TASK PROMPT: What number of lines hold the word "document"? State that number and nothing besides.

INFORMATION SHOWN:
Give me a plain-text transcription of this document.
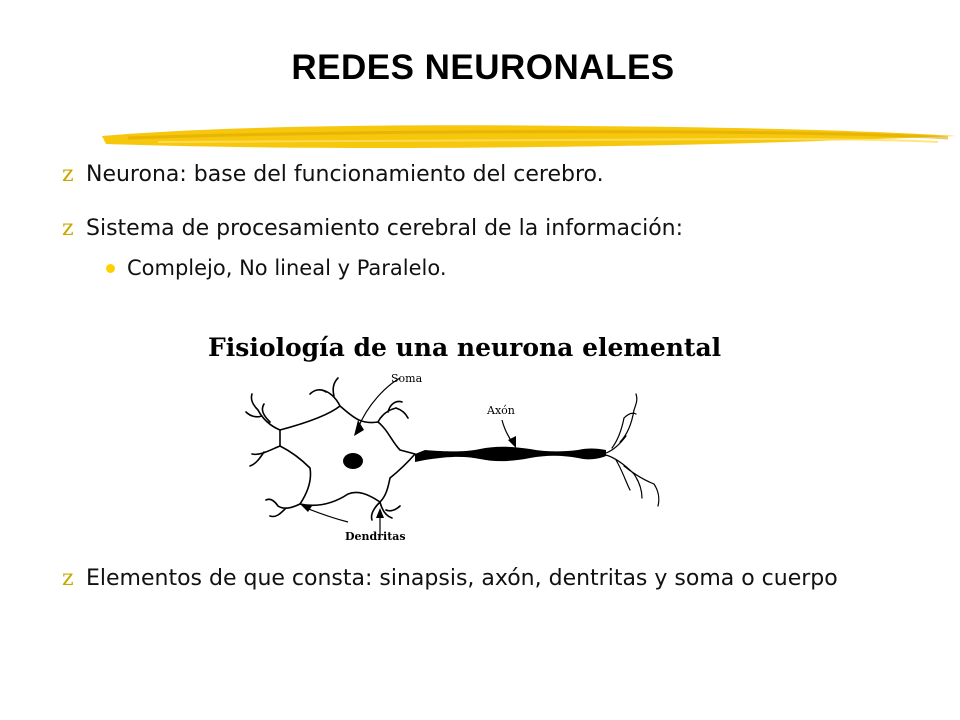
REDES NEURONALES
z Neurona: base del funcionamiento del cerebro.
z Sistema de procesamiento cerebral de la información:
Complejo, No lineal y Paralelo.
Fisiología de una neurona elemental
Soma
Axón
Dendritas
z Elementos de que consta: sinapsis, axón, dentritas y soma o cuerpo
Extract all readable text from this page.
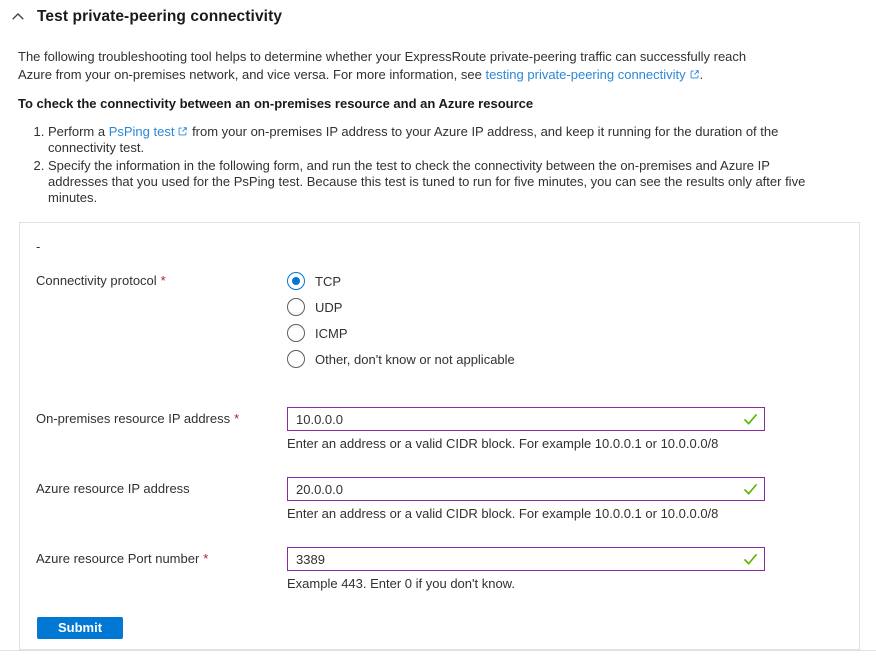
Test private-peering connectivity

The following troubleshooting tool helps to determine whether your ExpressRoute private-peering traffic can successfully reach Azure from your on-premises network, and vice versa. For more information, see testing private-peering connectivity .

To check the connectivity between an on-premises resource and an Azure resource

1. Perform a PsPing test from your on-premises IP address to your Azure IP address, and keep it running for the duration of the connectivity test.
2. Specify the information in the following form, and run the test to check the connectivity between the on-premises and Azure IP addresses that you used for the PsPing test. Because this test is tuned to run for five minutes, you can see the results only after five minutes.
-
Connectivity protocol *	TCP
UDP
ICMP
Other, don't know or not applicable
On-premises resource IP address *
10.0.0.0
Enter an address or a valid CIDR block. For example 10.0.0.1 or 10.0.0.0/8
Azure resource IP address
20.0.0.0
Enter an address or a valid CIDR block. For example 10.0.0.1 or 10.0.0.0/8
Azure resource Port number *
3389
Example 443. Enter 0 if you don't know.
Submit
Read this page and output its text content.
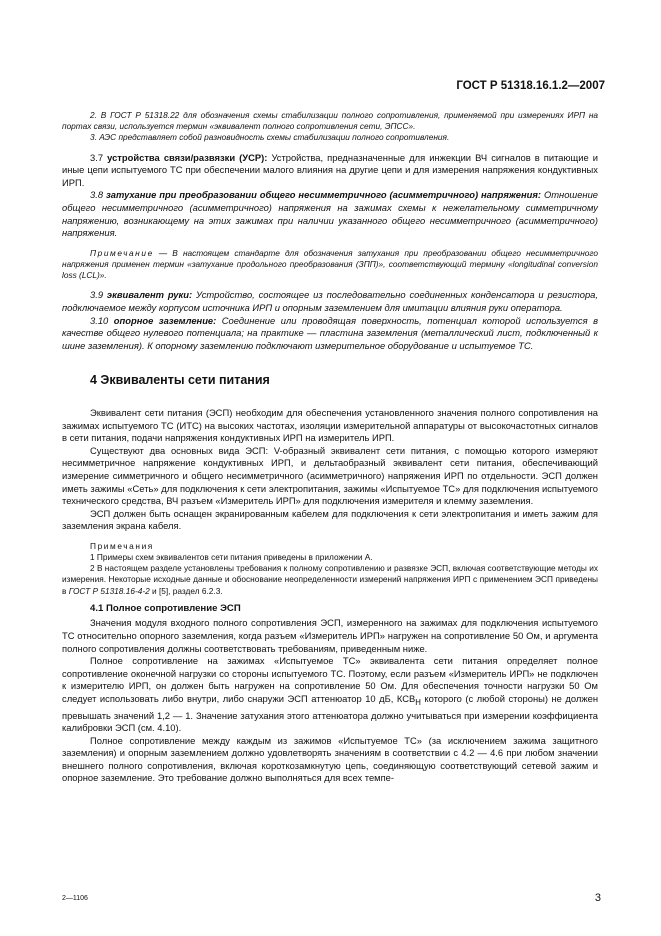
ГОСТ Р 51318.16.1.2—2007

2. В ГОСТ Р 51318.22 для обозначения схемы стабилизации полного сопротивления, применяемой при измерениях ИРП на портах связи, используется термин «эквивалент полного сопротивления сети, ЭПСС».

3. АЭС представляет собой разновидность схемы стабилизации полного сопротивления.

3.7 устройства связи/развязки (УСР): Устройства, предназначенные для инжекции ВЧ сигналов в питающие и иные цепи испытуемого ТС при обеспечении малого влияния на другие цепи и для измерения напряжения кондуктивных ИРП.

3.8 затухание при преобразовании общего несимметричного (асимметричного) напряжения: Отношение общего несимметричного (асимметричного) напряжения на зажимах схемы к нежелательному симметричному напряжению, возникающему на этих зажимах при наличии указанного общего несимметричного (асимметричного) напряжения.

Примечание — В настоящем стандарте для обозначения затухания при преобразовании общего несимметричного напряжения применен термин «затухание продольного преобразования (ЗПП)», соответствующий термину «longitudinal conversion loss (LCL)».

3.9 эквивалент руки: Устройство, состоящее из последовательно соединенных конденсатора и резистора, подключаемое между корпусом источника ИРП и опорным заземлением для имитации влияния руки оператора.

3.10 опорное заземление: Соединение или проводящая поверхность, потенциал которой используется в качестве общего нулевого потенциала; на практике — пластина заземления (металлический лист, подключенный к шине заземления). К опорному заземлению подключают измерительное оборудование и испытуемое ТС.

4 Эквиваленты сети питания

Эквивалент сети питания (ЭСП) необходим для обеспечения установленного значения полного сопротивления на зажимах испытуемого ТС (ИТС) на высоких частотах, изоляции измерительной аппаратуры от высокочастотных сигналов в сети питания, подачи напряжения кондуктивных ИРП на измеритель ИРП.

Существуют два основных вида ЭСП: V-образный эквивалент сети питания, с помощью которого измеряют несимметричное напряжение кондуктивных ИРП, и дельтаобразный эквивалент сети питания, обеспечивающий измерение симметричного и общего несимметричного (асимметричного) напряжения ИРП по отдельности. ЭСП должен иметь зажимы «Сеть» для подключения к сети электропитания, зажимы «Испытуемое ТС» для подключения испытуемого технического средства, ВЧ разъем «Измеритель ИРП» для подключения измерителя и клемму заземления.

ЭСП должен быть оснащен экранированным кабелем для подключения к сети электропитания и иметь зажим для заземления экрана кабеля.

Примечания

1 Примеры схем эквивалентов сети питания приведены в приложении А.

2 В настоящем разделе установлены требования к полному сопротивлению и развязке ЭСП, включая соответствующие методы их измерения. Некоторые исходные данные и обоснование неопределенности измерений напряжения ИРП с применением ЭСП приведены в ГОСТ Р 51318.16-4-2 и [5], раздел 6.2.3.

4.1 Полное сопротивление ЭСП

Значения модуля входного полного сопротивления ЭСП, измеренного на зажимах для подключения испытуемого ТС относительно опорного заземления, когда разъем «Измеритель ИРП» нагружен на сопротивление 50 Ом, и аргумента полного сопротивления должны соответствовать требованиям, приведенным ниже.

Полное сопротивление на зажимах «Испытуемое ТС» эквивалента сети питания определяет полное сопротивление оконечной нагрузки со стороны испытуемого ТС. Поэтому, если разъем «Измеритель ИРП» не подключен к измерителю ИРП, он должен быть нагружен на сопротивление 50 Ом. Для обеспечения точности нагрузки 50 Ом следует использовать либо внутри, либо снаружи ЭСП аттенюатор 10 дБ, $КСВ_Н$ которого (с любой стороны) не должен превышать значений 1,2 — 1. Значение затухания этого аттенюатора должно учитываться при измерении коэффициента калибровки ЭСП (см. 4.10).

Полное сопротивление между каждым из зажимов «Испытуемое ТС» (за исключением зажима защитного заземления) и опорным заземлением должно удовлетворять значениям в соответствии с 4.2 — 4.6 при любом значении внешнего полного сопротивления, включая короткозамкнутую цепь, соединяющую соответствующий сетевой зажим и опорное заземление. Это требование должно выполняться для всех темпе-

2—1106	3
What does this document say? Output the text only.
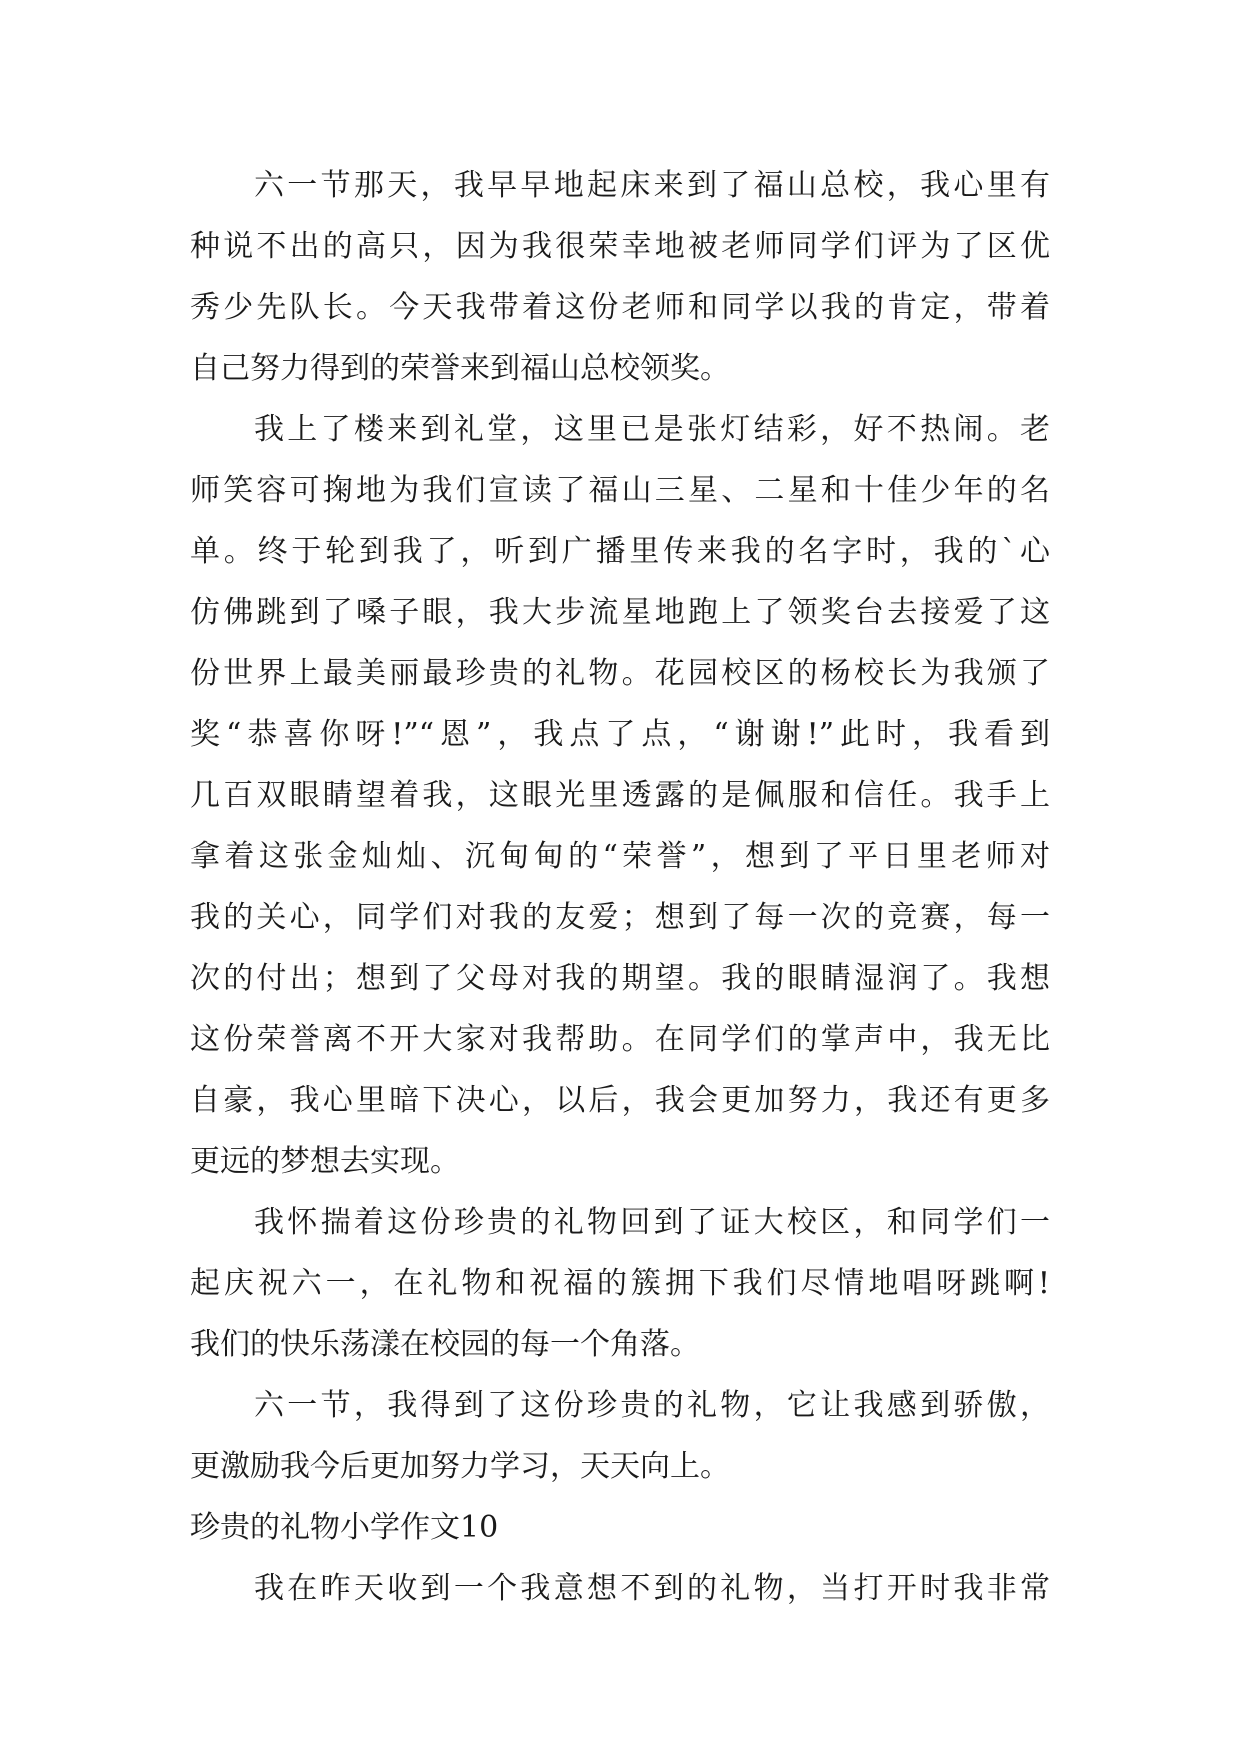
六一节那天，我早早地起床来到了福山总校，我心里有
种说不出的高只，因为我很荣幸地被老师同学们评为了区优
秀少先队长。今天我带着这份老师和同学以我的肯定，带着
自己努力得到的荣誉来到福山总校领奖。
我上了楼来到礼堂，这里已是张灯结彩，好不热闹。老
师笑容可掬地为我们宣读了福山三星、二星和十佳少年的名
单。终于轮到我了，听到广播里传来我的名字时，我的`心
仿佛跳到了嗓子眼，我大步流星地跑上了领奖台去接爱了这
份世界上最美丽最珍贵的礼物。花园校区的杨校长为我颁了
奖“恭喜你呀!”“恩”，我点了点，“谢谢!”此时，我看到
几百双眼睛望着我，这眼光里透露的是佩服和信任。我手上
拿着这张金灿灿、沉甸甸的“荣誉”，想到了平日里老师对
我的关心，同学们对我的友爱；想到了每一次的竞赛，每一
次的付出；想到了父母对我的期望。我的眼睛湿润了。我想
这份荣誉离不开大家对我帮助。在同学们的掌声中，我无比
自豪，我心里暗下决心，以后，我会更加努力，我还有更多
更远的梦想去实现。
我怀揣着这份珍贵的礼物回到了证大校区，和同学们一
起庆祝六一，在礼物和祝福的簇拥下我们尽情地唱呀跳啊!
我们的快乐荡漾在校园的每一个角落。
六一节，我得到了这份珍贵的礼物，它让我感到骄傲，
更激励我今后更加努力学习，天天向上。
珍贵的礼物小学作文10
我在昨天收到一个我意想不到的礼物，当打开时我非常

ANSWER IN FULL: 2